Dataset rows:
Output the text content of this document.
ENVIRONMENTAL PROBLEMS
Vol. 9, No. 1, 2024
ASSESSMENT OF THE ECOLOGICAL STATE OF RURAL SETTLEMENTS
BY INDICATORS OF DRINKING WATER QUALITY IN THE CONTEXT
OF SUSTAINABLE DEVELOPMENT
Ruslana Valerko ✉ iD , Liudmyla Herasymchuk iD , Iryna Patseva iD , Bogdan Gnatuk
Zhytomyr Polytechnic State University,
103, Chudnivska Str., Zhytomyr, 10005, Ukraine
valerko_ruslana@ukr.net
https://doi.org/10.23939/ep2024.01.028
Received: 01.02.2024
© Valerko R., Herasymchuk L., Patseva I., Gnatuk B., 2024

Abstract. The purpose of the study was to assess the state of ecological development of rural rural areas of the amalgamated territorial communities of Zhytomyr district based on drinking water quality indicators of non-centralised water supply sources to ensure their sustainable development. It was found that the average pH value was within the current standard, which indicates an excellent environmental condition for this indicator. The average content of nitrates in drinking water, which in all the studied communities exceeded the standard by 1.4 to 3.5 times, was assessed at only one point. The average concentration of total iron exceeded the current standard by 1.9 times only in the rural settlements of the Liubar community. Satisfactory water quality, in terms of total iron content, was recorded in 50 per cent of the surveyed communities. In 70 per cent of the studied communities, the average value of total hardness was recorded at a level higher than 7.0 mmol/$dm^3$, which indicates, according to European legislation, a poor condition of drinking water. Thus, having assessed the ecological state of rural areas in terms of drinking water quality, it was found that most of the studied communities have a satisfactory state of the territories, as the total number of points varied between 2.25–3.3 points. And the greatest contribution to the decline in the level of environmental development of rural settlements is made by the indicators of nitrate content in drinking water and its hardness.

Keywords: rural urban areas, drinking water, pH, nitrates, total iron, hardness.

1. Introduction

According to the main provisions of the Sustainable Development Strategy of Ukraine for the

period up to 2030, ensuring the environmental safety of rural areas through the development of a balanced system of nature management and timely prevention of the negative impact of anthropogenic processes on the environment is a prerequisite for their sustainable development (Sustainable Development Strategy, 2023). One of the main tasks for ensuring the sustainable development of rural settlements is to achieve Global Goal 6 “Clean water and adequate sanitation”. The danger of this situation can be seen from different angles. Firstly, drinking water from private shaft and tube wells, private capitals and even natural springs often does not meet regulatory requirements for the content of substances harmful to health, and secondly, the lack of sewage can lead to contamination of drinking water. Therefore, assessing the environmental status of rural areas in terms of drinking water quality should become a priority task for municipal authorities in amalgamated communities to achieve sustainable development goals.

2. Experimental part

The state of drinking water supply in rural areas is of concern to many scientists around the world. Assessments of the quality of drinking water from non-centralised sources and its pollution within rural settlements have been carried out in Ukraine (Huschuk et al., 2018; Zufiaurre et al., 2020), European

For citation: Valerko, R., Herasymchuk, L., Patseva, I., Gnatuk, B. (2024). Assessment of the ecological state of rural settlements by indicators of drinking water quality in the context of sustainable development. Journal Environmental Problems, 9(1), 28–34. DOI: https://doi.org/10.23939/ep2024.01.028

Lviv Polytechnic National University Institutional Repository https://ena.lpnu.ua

**Task brief**
Gather each line from the listing above that holds "Strategy".

**Answer to the exercise**
According to the main provisions of the Sustainable Development Strategy of Ukraine for the
period up to 2030, ensuring the environmental safety of rural areas through the development of a balanced system of nature management and timely prevention of the negative impact of anthropogenic processes on the environment is a prerequisite for their sustainable development (Sustainable Development Strategy, 2023). One of the main tasks for ensuring the sustainable development of rural settlements is to achieve Global Goal 6 “Clean water and adequate sanitation”. The danger of this situation can be seen from different angles. Firstly, drinking water from private shaft and tube wells, private capitals and even natural springs often does not meet regulatory requirements for the content of substances harmful to health, and secondly, the lack of sewage can lead to contamination of drinking water. Therefore, assessing the environmental status of rural areas in terms of drinking water quality should become a priority task for municipal authorities in amalgamated communities to achieve sustainable development goals.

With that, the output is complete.